Exercise details:
Scan the entries below. List each line with "into".

↓↓↓

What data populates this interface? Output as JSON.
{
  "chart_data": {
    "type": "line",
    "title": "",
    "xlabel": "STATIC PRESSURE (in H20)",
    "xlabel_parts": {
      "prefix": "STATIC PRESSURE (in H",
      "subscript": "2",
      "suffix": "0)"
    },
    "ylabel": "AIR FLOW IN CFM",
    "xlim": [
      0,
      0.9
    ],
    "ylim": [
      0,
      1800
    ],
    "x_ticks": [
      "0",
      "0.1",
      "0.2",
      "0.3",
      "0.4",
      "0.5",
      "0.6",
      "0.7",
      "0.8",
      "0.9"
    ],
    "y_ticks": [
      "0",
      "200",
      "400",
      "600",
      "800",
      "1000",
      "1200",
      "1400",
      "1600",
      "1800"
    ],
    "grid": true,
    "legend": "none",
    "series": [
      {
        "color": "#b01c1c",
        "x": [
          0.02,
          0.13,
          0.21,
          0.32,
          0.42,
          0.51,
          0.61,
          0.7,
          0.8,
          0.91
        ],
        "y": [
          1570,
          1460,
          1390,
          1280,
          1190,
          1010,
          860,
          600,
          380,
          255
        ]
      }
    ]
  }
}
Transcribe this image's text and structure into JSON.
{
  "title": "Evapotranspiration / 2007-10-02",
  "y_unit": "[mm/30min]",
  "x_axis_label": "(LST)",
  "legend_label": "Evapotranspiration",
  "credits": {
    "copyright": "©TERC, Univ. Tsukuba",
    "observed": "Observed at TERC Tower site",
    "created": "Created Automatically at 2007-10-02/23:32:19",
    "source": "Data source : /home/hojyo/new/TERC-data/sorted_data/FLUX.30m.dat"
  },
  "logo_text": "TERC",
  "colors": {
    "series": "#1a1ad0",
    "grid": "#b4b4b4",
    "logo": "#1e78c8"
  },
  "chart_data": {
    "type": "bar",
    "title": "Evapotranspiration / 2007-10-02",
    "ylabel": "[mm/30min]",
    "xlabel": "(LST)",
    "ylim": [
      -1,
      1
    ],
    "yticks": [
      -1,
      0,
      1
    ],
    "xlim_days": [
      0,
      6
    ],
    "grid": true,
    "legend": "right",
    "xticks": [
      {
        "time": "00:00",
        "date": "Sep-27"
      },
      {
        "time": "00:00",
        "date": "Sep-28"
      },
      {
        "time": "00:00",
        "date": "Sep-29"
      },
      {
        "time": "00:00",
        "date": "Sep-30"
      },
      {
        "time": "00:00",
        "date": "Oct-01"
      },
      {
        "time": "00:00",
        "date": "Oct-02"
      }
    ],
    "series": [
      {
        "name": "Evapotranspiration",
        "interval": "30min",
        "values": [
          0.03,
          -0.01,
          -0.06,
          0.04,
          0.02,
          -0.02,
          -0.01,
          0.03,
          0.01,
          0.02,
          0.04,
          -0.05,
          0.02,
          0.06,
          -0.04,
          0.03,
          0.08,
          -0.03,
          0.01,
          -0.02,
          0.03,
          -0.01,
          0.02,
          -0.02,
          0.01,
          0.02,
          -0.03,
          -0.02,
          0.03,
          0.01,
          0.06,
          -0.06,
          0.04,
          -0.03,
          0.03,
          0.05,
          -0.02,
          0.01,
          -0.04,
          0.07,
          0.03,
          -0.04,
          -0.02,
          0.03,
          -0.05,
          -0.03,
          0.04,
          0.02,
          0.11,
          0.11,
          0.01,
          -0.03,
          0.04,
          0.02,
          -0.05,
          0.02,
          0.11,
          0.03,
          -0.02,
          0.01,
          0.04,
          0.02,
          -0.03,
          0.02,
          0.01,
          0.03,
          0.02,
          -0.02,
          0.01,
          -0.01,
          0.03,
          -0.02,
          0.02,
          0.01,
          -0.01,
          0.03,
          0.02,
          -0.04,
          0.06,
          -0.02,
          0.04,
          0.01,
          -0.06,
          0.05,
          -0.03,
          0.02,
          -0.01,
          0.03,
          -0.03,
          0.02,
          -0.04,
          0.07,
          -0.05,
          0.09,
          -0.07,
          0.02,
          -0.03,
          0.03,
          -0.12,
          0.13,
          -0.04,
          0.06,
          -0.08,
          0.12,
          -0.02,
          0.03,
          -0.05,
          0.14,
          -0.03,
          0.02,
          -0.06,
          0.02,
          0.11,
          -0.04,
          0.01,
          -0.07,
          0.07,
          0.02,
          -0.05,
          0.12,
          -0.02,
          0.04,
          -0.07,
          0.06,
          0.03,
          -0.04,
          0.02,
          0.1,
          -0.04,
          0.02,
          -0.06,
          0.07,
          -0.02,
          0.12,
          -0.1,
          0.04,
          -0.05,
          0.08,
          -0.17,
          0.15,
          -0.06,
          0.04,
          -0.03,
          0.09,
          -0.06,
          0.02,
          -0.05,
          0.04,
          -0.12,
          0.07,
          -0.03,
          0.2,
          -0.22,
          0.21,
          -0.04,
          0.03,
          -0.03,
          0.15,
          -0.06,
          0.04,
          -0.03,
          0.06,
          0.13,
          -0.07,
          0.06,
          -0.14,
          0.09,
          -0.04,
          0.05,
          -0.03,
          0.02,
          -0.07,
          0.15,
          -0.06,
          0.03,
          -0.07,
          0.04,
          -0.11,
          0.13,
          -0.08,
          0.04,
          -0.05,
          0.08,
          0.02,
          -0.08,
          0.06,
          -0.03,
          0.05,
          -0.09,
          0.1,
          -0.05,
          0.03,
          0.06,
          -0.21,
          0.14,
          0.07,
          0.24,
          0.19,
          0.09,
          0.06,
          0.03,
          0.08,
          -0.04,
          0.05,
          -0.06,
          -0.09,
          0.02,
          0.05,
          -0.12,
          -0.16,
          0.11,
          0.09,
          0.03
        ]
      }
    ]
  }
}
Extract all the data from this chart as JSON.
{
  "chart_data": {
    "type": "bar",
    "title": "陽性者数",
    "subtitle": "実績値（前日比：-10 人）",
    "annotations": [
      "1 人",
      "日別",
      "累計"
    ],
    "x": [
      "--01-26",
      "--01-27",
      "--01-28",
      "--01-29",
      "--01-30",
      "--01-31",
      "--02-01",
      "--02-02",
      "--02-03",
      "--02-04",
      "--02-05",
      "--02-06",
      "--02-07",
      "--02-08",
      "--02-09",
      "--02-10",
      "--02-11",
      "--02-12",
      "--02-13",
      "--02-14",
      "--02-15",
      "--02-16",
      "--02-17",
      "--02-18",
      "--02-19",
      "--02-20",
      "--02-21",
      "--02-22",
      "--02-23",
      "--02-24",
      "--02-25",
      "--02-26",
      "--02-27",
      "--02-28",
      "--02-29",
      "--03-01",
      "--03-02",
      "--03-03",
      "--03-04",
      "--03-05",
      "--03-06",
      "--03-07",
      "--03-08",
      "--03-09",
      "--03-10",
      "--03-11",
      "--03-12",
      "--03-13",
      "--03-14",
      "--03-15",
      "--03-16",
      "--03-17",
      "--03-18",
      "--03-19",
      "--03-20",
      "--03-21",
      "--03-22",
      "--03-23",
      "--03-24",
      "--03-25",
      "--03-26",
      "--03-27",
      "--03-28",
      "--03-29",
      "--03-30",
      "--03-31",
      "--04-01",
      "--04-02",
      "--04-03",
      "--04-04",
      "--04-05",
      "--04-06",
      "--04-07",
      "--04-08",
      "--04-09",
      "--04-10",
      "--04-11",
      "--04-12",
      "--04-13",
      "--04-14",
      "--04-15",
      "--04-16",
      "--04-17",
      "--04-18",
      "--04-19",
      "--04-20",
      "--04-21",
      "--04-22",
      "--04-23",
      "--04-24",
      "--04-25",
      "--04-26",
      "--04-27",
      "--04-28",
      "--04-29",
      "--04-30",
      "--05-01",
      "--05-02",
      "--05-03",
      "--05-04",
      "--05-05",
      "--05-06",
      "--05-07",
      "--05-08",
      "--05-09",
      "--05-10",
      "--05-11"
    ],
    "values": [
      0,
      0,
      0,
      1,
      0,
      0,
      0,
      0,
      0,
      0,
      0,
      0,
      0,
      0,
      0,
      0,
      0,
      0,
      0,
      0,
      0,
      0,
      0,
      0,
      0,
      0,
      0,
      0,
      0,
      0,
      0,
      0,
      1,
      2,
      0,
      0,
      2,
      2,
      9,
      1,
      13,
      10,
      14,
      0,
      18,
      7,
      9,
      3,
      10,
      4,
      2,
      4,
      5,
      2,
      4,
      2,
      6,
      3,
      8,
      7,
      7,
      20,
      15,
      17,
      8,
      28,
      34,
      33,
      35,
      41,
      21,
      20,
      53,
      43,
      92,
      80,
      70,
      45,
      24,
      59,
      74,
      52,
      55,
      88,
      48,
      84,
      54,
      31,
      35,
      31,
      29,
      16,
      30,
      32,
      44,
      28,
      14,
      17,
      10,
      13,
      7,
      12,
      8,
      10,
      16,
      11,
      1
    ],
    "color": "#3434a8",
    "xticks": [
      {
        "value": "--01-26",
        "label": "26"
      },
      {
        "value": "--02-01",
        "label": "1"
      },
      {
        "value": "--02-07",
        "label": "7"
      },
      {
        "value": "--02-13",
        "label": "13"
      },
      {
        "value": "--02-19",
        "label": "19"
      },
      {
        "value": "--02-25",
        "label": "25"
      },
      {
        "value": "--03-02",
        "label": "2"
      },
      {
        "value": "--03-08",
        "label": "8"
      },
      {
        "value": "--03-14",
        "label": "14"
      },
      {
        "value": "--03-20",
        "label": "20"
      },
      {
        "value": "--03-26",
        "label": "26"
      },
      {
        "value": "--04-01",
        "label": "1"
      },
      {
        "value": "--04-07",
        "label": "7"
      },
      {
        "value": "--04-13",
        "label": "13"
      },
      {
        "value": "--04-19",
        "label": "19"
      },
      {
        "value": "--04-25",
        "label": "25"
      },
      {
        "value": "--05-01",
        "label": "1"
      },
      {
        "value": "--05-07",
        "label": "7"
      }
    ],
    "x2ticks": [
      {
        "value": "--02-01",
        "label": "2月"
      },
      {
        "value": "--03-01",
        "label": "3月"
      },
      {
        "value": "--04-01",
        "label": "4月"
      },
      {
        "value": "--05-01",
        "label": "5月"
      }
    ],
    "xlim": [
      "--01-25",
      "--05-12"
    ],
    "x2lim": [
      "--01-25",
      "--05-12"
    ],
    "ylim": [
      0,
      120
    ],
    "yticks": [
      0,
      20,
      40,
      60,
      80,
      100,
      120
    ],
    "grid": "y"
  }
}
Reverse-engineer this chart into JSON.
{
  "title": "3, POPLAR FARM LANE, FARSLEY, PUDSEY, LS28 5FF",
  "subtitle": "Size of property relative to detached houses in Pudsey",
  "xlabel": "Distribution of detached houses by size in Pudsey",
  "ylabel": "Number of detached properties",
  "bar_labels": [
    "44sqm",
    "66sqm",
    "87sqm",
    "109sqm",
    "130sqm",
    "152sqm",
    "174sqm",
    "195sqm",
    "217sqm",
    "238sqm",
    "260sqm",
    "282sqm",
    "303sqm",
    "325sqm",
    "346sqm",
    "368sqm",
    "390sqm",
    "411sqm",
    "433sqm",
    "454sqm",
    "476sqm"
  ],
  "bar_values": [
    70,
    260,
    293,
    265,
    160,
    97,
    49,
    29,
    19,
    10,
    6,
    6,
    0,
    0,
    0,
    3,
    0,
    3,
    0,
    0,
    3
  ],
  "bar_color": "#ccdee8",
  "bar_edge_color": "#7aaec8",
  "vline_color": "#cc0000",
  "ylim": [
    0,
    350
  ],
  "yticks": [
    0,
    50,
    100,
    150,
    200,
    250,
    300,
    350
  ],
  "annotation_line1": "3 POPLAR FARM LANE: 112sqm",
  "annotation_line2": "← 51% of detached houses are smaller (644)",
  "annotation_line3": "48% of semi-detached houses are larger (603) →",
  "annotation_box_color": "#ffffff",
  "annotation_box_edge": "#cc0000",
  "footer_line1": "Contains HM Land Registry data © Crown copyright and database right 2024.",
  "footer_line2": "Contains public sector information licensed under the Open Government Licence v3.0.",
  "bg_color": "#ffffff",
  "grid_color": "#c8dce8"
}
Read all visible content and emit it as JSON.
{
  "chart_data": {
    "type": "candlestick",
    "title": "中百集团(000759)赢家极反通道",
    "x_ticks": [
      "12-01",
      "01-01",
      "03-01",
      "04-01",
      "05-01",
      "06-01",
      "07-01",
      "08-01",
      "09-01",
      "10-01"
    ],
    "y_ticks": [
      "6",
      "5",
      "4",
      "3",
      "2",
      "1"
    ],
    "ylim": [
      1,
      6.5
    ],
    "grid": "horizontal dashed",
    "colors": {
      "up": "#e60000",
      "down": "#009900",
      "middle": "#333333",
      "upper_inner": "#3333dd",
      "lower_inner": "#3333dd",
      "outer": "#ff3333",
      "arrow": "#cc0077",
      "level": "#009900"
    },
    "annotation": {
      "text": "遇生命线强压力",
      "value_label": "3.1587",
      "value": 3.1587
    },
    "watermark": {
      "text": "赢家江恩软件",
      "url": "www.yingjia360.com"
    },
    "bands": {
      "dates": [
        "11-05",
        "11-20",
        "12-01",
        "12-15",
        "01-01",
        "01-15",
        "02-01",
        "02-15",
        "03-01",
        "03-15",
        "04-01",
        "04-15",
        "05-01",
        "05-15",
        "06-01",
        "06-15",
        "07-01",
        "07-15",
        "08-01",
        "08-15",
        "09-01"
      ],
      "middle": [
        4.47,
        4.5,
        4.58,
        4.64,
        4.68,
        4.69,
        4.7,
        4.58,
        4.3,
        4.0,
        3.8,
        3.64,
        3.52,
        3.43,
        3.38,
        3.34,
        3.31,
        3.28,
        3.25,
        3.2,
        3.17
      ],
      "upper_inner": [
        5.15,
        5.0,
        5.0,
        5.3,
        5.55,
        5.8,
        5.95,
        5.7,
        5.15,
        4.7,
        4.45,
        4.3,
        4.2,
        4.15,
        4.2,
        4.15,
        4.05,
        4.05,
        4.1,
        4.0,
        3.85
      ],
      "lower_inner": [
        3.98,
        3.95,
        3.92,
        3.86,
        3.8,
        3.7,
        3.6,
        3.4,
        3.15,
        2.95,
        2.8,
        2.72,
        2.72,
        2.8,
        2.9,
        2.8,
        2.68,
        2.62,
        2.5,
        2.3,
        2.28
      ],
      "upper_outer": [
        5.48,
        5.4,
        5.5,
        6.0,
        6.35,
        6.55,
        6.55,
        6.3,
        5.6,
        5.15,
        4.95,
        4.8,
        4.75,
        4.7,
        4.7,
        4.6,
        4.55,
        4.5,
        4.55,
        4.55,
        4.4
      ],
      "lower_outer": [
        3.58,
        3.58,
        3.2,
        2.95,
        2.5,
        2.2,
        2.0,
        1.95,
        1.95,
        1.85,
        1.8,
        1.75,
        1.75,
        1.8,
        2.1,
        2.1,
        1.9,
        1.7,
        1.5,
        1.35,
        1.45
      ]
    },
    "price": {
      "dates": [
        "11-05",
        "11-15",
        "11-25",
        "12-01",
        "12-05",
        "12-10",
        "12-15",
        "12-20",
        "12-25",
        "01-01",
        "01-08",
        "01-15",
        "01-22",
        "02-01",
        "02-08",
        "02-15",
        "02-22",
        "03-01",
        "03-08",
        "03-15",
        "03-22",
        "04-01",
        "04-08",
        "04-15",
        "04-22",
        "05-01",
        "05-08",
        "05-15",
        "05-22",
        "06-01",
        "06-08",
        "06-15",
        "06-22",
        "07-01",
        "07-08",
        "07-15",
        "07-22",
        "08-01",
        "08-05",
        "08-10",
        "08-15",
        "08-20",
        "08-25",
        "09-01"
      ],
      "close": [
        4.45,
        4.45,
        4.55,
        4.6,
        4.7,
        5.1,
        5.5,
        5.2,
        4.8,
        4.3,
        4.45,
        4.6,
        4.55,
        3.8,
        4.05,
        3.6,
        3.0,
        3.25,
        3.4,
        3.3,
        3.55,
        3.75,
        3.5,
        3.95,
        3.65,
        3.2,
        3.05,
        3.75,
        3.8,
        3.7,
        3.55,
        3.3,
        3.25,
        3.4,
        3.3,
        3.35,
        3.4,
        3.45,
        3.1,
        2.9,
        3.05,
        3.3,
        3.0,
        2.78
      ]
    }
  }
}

↑↑↑

Result of this exercise:
Transcribe this image's text and structure into JSON.
Reverse-engineer this chart into JSON.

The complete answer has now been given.